What this task involves:
Check each line for the string "слева" and give only the count of lines that have it.
# START OF Material for this exercise
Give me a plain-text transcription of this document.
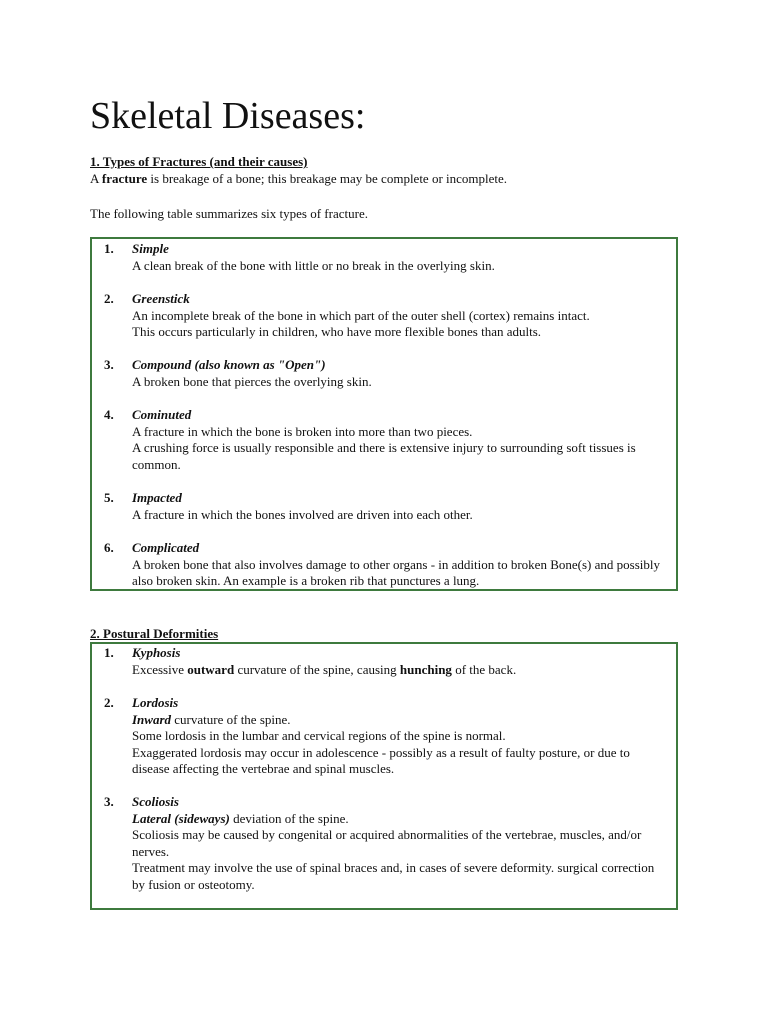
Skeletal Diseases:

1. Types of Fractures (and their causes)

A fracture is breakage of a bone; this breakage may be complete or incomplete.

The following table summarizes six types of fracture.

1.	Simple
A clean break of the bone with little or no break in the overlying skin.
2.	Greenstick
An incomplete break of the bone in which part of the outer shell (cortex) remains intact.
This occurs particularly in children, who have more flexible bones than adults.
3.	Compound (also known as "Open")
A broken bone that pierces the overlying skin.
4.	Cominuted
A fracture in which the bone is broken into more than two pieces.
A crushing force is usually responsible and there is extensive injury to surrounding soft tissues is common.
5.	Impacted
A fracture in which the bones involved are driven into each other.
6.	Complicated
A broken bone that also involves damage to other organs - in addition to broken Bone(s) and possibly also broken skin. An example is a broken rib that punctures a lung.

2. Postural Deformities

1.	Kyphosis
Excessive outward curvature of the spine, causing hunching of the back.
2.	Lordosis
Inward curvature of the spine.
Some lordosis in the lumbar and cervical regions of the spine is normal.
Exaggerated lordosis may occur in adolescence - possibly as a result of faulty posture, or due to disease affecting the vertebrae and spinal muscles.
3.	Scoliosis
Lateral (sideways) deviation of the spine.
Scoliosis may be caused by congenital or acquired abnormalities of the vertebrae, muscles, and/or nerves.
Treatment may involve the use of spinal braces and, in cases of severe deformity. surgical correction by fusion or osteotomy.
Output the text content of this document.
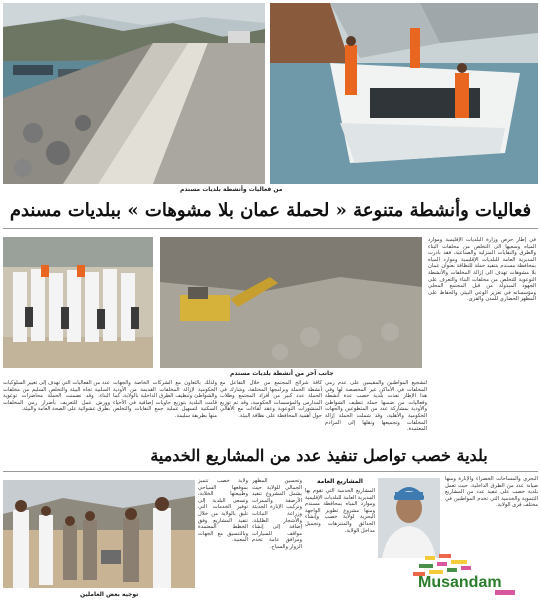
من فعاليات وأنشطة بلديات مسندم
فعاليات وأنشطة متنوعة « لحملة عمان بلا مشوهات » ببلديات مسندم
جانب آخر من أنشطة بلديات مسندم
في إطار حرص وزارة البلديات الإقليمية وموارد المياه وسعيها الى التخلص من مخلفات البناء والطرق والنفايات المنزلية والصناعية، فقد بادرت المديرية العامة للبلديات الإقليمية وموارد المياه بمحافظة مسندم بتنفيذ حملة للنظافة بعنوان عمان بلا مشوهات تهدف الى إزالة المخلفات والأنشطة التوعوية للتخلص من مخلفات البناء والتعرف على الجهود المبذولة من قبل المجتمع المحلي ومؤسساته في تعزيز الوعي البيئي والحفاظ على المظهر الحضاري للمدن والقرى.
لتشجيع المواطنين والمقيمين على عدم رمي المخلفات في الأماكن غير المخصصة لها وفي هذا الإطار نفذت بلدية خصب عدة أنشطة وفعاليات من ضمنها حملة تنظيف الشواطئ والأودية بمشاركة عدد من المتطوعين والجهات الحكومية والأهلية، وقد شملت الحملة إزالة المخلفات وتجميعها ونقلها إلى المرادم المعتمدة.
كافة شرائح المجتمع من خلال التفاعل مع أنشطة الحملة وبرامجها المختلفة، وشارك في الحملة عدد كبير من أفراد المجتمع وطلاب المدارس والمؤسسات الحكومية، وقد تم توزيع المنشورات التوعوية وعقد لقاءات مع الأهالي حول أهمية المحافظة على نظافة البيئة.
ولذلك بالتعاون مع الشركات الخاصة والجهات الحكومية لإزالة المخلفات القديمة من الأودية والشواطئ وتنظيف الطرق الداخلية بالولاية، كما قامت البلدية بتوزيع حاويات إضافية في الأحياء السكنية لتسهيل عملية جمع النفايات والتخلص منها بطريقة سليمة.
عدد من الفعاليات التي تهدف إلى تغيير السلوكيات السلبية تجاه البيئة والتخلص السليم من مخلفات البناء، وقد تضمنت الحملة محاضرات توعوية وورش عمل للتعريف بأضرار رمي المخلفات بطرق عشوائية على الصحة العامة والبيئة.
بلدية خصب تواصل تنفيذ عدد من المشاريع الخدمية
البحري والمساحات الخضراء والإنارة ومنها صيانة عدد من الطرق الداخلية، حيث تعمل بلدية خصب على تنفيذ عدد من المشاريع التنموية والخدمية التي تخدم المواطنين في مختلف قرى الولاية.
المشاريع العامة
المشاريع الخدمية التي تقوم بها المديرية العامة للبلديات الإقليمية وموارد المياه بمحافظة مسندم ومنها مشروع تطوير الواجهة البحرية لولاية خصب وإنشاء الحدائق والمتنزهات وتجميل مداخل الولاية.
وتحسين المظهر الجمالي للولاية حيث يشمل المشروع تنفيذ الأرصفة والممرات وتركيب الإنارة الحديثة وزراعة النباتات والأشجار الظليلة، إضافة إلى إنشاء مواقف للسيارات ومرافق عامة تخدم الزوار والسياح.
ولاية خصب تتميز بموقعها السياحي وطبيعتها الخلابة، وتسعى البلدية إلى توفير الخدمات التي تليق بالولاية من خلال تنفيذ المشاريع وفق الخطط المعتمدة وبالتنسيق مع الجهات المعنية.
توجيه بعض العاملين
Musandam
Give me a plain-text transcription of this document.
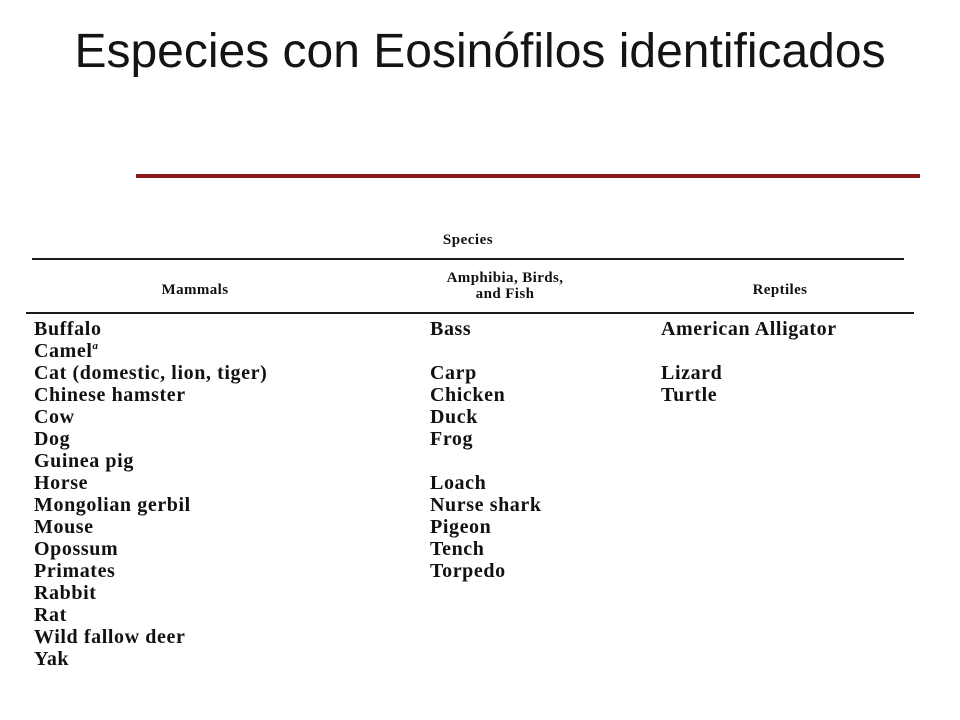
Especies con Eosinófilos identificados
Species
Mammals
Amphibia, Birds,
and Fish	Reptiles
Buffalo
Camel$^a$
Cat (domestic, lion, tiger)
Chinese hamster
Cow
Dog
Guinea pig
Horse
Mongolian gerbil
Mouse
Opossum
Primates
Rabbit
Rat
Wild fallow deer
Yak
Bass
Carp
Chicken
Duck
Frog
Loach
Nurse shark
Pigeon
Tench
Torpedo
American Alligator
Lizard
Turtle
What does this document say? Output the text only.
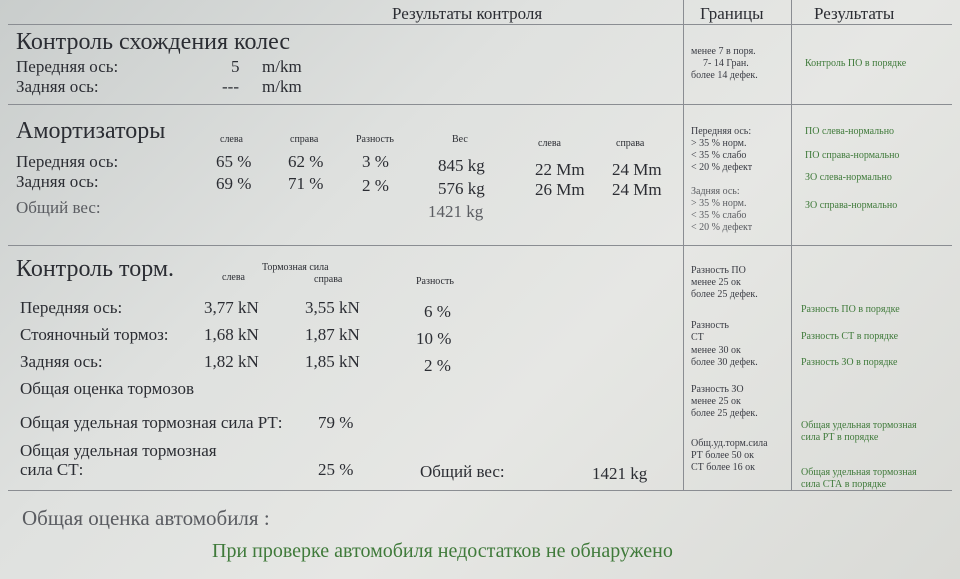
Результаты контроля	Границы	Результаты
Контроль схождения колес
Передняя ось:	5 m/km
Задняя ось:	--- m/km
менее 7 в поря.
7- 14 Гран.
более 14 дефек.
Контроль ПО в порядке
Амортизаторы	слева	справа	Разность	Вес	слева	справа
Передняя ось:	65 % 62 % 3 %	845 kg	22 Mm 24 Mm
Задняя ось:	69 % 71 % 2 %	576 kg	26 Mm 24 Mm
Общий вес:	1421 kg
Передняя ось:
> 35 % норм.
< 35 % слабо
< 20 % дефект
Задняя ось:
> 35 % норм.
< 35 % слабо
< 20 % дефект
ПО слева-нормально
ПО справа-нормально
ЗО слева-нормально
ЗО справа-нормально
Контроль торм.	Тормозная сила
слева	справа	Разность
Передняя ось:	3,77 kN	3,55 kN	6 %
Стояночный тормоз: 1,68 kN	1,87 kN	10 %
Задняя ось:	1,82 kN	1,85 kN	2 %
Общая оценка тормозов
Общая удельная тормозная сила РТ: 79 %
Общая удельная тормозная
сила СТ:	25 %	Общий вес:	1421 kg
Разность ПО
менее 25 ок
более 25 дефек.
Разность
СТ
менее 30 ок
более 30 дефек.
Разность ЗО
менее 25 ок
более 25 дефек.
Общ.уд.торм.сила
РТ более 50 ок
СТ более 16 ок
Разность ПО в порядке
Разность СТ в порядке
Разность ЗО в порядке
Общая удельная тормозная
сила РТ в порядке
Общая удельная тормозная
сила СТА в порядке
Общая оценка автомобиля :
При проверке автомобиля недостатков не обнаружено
# END OF Material for this exercise
Task solution:
4